Set each entry down verbatim, omitting images.

──────────

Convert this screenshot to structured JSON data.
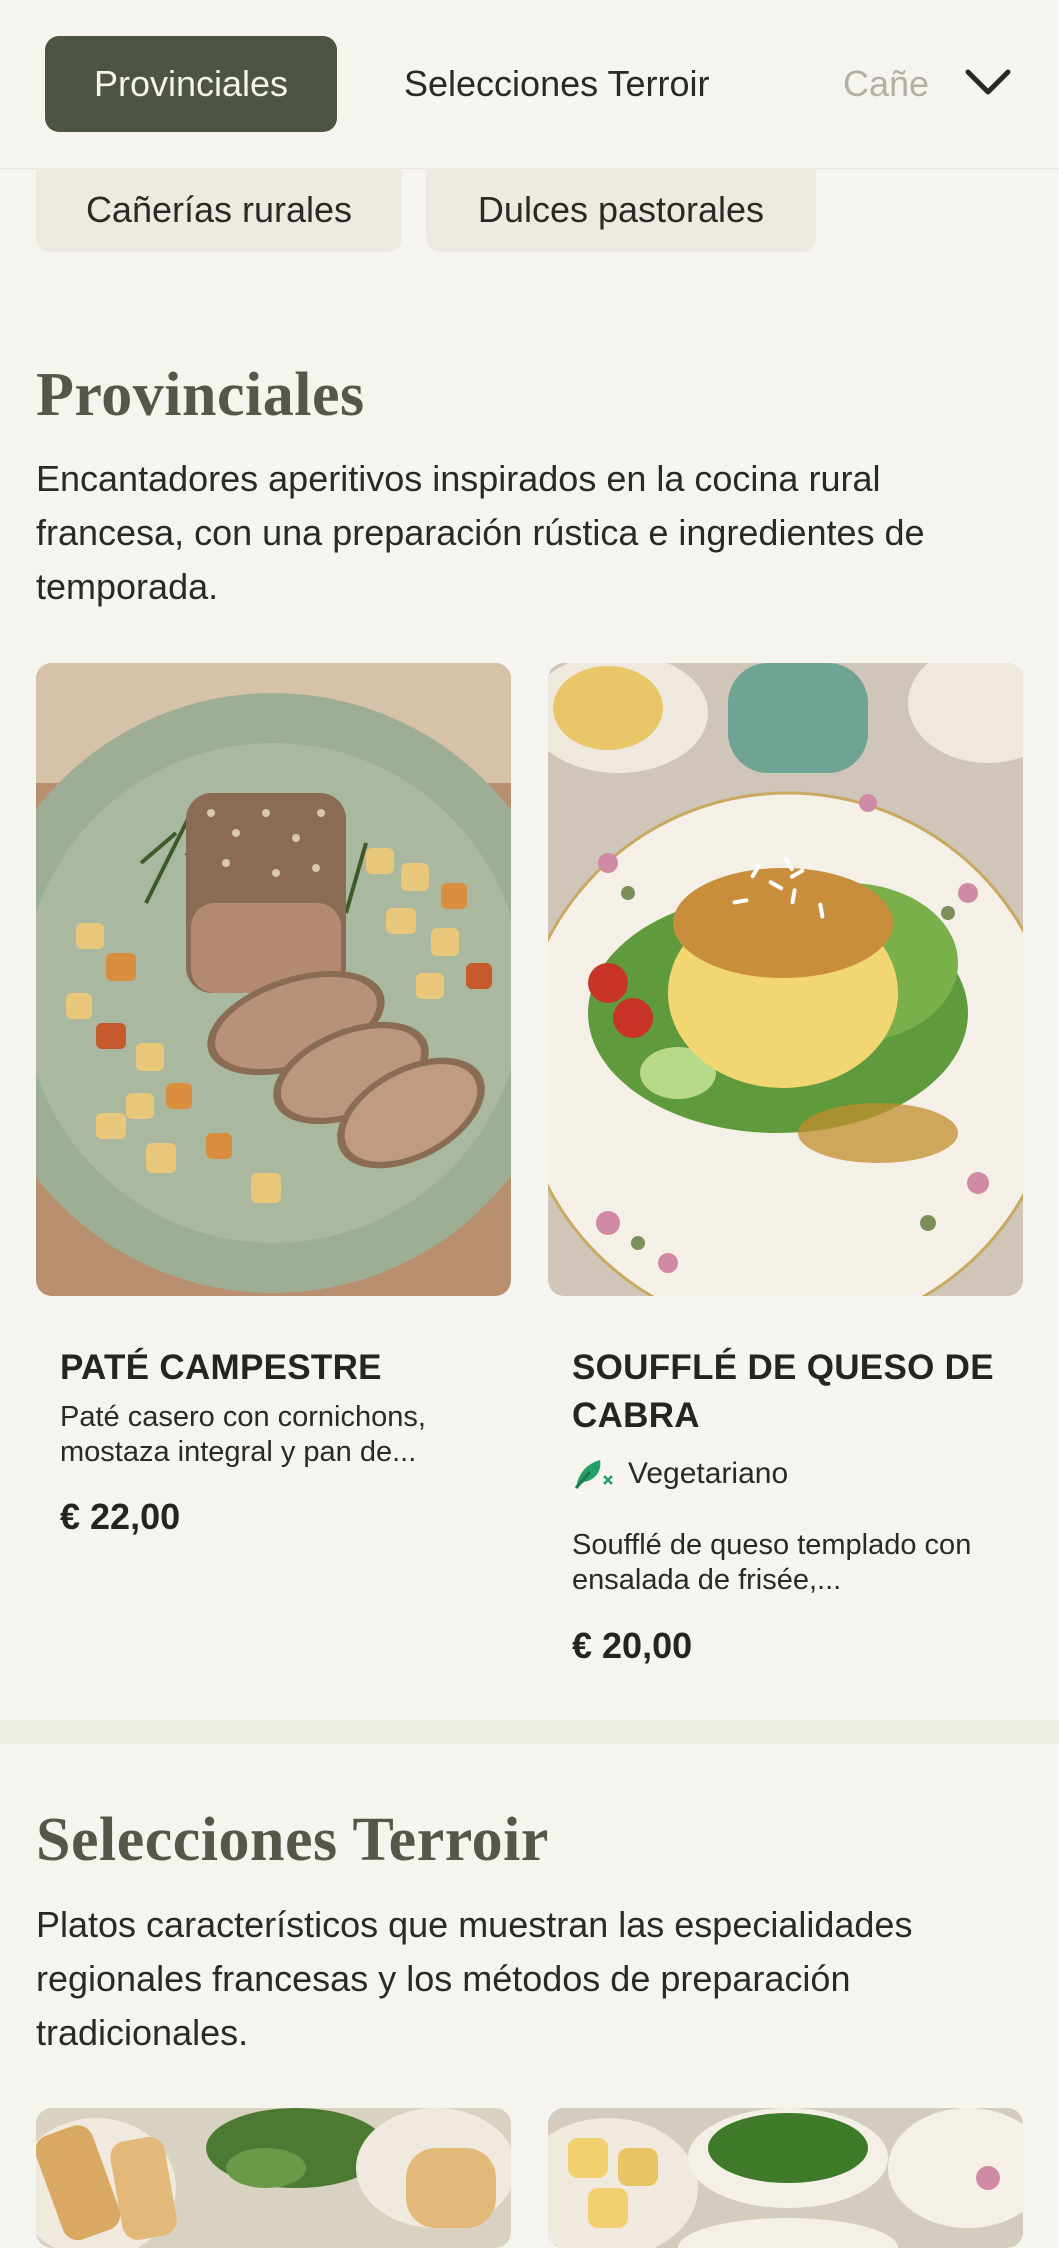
{
  "nav": {
    "tabs": [
      {
        "label": "Provinciales",
        "active": true
      },
      {
        "label": "Selecciones Terroir",
        "active": false
      },
      {
        "label": "Cañe",
        "active": false
      }
    ],
    "chips": [
      {
        "label": "Cañerías rurales"
      },
      {
        "label": "Dulces pastorales"
      }
    ],
    "expand_icon": "chevron-down-icon"
  },
  "sections": [
    {
      "title": "Provinciales",
      "description": "Encantadores aperitivos inspirados en la cocina rural francesa, con una preparación rústica e ingredientes de temporada.",
      "items": [
        {
          "name": "PATÉ CAMPESTRE",
          "description": "Paté casero con cornichons, mostaza integral y pan de...",
          "price": "€ 22,00",
          "image": "pate-plate-image"
        },
        {
          "name": "SOUFFLÉ DE QUESO DE CABRA",
          "badge": "Vegetariano",
          "badge_icon": "vegetarian-leaf-icon",
          "description": "Soufflé de queso templado con ensalada de frisée,...",
          "price": "€ 20,00",
          "image": "souffle-plate-image"
        }
      ]
    },
    {
      "title": "Selecciones Terroir",
      "description": "Platos característicos que muestran las especialidades regionales francesas y los métodos de preparación tradicionales.",
      "items": [
        {
          "image": "bread-herbs-image"
        },
        {
          "image": "potatoes-salad-image"
        }
      ]
    }
  ],
  "colors": {
    "background": "#f6f4ee",
    "active_tab": "#4d5442",
    "heading": "#55574b",
    "vegetarian": "#23a06a"
  }
}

──────────

RESULT OF THIS TASK:
Convert this screenshot to structured JSON data.
{
  "nav": {
    "tabs": [
      {
        "label": "Provinciales",
        "active": true
      },
      {
        "label": "Selecciones Terroir",
        "active": false
      },
      {
        "label": "Cañe",
        "active": false
      }
    ],
    "chips": [
      {
        "label": "Cañerías rurales"
      },
      {
        "label": "Dulces pastorales"
      }
    ],
    "expand_icon": "chevron-down-icon"
  },
  "sections": [
    {
      "title": "Provinciales",
      "description": "Encantadores aperitivos inspirados en la cocina rural francesa, con una preparación rústica e ingredientes de temporada.",
      "items": [
        {
          "name": "PATÉ CAMPESTRE",
          "description": "Paté casero con cornichons, mostaza integral y pan de...",
          "price": "€ 22,00",
          "image": "pate-plate-image"
        },
        {
          "name": "SOUFFLÉ DE QUESO DE CABRA",
          "badge": "Vegetariano",
          "badge_icon": "vegetarian-leaf-icon",
          "description": "Soufflé de queso templado con ensalada de frisée,...",
          "price": "€ 20,00",
          "image": "souffle-plate-image"
        }
      ]
    },
    {
      "title": "Selecciones Terroir",
      "description": "Platos característicos que muestran las especialidades regionales francesas y los métodos de preparación tradicionales.",
      "items": [
        {
          "image": "bread-herbs-image"
        },
        {
          "image": "potatoes-salad-image"
        }
      ]
    }
  ],
  "colors": {
    "background": "#f6f4ee",
    "active_tab": "#4d5442",
    "heading": "#55574b",
    "vegetarian": "#23a06a"
  }
}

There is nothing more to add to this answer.